# TASK DESCRIPTION
Return all lines with the word "السيوطي" in them.

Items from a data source
+ + + + + + +
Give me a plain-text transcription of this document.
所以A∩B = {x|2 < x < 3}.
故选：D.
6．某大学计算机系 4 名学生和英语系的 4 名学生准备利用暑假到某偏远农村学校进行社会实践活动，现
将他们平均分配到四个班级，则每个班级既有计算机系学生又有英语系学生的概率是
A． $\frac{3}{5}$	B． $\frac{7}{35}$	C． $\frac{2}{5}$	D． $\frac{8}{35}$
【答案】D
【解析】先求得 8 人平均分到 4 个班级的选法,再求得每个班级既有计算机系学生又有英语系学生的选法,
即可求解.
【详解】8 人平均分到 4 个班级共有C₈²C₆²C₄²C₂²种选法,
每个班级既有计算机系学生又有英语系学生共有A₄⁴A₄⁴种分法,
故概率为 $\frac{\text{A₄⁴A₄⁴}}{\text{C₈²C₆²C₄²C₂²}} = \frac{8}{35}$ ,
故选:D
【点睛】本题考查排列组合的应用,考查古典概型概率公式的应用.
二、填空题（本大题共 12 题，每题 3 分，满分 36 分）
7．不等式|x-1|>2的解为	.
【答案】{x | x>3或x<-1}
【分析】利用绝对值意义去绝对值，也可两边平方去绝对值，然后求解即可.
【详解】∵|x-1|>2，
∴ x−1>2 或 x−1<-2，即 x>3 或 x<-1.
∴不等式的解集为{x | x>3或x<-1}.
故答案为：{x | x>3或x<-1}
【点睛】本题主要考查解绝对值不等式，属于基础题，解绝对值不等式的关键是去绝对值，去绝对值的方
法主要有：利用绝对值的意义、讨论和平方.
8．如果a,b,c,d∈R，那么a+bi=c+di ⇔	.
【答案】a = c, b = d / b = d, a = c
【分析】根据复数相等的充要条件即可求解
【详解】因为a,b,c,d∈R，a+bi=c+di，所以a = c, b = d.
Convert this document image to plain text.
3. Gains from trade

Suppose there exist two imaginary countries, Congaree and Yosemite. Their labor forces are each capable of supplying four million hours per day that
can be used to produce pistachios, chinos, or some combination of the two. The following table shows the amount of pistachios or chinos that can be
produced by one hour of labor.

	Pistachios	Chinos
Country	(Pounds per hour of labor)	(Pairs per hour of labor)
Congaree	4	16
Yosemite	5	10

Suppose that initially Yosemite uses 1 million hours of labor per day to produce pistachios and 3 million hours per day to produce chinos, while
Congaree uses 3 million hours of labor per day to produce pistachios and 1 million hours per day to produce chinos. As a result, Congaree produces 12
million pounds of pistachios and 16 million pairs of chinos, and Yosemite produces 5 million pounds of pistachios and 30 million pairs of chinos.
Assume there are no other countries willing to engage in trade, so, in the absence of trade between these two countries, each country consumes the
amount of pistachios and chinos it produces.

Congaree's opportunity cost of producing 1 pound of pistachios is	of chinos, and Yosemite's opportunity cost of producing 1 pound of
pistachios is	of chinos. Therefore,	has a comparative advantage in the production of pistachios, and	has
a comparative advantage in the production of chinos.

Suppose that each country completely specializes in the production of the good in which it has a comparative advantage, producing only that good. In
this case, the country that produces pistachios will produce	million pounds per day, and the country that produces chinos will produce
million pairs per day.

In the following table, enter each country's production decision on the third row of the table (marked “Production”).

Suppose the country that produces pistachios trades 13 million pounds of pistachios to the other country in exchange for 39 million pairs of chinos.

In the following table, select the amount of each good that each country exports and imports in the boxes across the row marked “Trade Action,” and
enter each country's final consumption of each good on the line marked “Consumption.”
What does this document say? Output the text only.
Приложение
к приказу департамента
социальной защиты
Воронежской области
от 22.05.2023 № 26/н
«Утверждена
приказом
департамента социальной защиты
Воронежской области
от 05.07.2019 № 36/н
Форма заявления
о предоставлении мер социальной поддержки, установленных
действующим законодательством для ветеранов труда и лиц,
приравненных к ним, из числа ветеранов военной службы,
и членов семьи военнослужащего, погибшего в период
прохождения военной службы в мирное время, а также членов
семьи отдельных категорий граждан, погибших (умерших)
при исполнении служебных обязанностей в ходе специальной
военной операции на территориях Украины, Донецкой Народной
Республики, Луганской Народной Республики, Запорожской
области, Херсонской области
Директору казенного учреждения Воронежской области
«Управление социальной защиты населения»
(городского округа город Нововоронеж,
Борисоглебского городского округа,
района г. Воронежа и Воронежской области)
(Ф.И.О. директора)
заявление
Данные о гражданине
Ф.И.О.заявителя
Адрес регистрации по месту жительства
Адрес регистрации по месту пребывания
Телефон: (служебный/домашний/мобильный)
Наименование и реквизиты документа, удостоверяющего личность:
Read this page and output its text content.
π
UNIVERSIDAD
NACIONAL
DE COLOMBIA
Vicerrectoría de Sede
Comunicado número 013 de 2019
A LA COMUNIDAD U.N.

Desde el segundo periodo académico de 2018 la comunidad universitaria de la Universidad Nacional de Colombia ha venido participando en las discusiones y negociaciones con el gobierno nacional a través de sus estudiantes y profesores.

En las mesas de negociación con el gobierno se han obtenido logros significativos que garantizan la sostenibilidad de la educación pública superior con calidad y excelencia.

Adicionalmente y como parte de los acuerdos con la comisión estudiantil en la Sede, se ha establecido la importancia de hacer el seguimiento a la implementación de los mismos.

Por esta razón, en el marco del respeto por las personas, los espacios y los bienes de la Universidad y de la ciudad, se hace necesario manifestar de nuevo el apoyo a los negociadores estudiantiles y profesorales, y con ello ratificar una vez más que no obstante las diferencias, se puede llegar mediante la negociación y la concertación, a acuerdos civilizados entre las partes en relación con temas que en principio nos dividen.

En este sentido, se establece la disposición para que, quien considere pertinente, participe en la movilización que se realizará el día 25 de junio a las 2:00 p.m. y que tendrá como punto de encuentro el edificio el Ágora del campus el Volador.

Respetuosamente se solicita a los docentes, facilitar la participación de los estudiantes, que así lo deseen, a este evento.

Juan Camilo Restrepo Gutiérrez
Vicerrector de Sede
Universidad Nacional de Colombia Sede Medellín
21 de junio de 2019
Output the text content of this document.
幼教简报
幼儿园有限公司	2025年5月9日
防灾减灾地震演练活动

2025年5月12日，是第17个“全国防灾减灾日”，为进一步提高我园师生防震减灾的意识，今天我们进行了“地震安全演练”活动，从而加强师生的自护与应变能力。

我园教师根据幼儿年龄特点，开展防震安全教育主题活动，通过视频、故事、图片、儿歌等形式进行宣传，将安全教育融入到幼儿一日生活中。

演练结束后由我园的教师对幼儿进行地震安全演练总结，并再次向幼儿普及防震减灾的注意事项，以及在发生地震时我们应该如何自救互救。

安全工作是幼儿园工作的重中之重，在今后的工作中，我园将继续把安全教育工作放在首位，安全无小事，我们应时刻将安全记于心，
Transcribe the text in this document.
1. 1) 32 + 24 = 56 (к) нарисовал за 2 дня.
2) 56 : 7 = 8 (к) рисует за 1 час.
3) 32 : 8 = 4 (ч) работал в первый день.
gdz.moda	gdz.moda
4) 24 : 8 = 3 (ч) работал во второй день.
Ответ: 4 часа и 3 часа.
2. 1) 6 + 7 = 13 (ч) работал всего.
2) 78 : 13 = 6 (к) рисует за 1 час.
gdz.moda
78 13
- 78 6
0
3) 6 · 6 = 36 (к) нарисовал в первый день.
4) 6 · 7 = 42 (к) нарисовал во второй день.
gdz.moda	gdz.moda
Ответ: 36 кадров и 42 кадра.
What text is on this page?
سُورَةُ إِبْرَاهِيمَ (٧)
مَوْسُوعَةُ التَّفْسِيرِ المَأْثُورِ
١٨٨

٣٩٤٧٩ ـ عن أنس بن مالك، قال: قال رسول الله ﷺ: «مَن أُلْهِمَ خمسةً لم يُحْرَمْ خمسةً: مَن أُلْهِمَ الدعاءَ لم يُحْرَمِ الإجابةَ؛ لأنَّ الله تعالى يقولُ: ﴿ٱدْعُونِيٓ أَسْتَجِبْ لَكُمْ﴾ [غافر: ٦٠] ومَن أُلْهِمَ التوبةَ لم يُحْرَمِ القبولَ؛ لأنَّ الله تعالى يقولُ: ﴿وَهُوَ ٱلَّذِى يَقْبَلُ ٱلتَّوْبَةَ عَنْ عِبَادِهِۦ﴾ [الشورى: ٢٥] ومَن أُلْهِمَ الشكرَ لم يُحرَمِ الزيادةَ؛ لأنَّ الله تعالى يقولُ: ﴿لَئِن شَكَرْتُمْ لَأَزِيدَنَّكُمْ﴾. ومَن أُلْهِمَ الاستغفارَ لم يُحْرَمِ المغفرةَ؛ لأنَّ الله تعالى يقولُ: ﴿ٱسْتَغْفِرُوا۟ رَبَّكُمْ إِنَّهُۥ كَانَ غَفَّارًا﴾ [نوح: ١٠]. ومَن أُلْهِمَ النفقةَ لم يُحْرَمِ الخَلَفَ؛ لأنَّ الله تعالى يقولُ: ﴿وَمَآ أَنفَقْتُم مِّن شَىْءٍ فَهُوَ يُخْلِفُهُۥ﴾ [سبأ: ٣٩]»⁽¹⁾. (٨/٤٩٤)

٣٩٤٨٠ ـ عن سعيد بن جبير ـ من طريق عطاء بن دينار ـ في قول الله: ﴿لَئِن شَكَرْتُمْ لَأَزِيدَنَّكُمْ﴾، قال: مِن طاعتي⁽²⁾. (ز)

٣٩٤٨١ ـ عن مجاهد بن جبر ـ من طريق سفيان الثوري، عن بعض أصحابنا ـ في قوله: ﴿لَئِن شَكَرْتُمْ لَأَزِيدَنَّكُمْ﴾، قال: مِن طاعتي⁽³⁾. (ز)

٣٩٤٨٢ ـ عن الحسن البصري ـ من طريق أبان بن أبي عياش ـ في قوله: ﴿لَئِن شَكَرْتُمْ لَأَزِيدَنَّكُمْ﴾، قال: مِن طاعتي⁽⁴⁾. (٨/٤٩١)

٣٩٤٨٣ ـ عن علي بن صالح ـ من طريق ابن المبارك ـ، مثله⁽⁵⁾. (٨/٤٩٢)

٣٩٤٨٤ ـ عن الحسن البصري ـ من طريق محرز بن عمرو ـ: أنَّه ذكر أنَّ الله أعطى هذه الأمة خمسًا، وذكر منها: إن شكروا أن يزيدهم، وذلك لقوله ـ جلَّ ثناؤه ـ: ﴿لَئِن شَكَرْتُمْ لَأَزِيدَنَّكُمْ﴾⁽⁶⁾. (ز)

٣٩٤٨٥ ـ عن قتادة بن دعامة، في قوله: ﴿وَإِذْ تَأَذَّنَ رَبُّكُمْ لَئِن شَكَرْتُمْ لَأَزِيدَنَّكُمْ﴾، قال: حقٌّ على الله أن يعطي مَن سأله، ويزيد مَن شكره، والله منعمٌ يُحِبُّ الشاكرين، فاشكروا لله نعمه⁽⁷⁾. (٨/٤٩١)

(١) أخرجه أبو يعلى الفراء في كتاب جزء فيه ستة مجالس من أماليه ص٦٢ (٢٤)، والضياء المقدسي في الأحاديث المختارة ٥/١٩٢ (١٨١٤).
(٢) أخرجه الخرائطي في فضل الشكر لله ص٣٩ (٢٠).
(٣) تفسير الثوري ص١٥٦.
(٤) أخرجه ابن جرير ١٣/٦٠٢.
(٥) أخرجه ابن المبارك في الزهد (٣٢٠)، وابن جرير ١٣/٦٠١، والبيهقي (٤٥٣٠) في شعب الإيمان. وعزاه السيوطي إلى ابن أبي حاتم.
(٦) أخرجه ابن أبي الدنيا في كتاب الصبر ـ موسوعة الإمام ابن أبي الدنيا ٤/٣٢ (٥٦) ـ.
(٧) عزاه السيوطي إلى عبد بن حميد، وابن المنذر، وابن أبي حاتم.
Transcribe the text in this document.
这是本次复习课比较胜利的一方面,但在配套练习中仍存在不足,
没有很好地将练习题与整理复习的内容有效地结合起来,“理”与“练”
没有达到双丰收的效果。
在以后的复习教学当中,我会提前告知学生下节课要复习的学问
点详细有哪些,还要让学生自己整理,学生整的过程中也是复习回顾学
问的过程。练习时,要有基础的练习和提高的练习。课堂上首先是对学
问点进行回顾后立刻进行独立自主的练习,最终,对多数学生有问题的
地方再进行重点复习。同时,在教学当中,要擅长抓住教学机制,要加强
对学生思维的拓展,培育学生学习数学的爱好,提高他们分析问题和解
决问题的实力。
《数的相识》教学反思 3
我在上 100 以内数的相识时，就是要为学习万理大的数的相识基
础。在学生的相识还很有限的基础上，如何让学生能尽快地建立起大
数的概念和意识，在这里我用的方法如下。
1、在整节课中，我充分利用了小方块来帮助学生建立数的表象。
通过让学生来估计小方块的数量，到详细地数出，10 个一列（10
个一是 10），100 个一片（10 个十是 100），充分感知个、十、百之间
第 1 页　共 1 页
+ + + + + + +
# ANSWER
(٥) أخرجه ابن المبارك في الزهد (٣٢٠)، وابن جرير ١٣/٦٠١، والبيهقي (٤٥٣٠) في شعب الإيمان. وعزاه السيوطي إلى ابن أبي حاتم.
(٧) عزاه السيوطي إلى عبد بن حميد، وابن المنذر، وابن أبي حاتم.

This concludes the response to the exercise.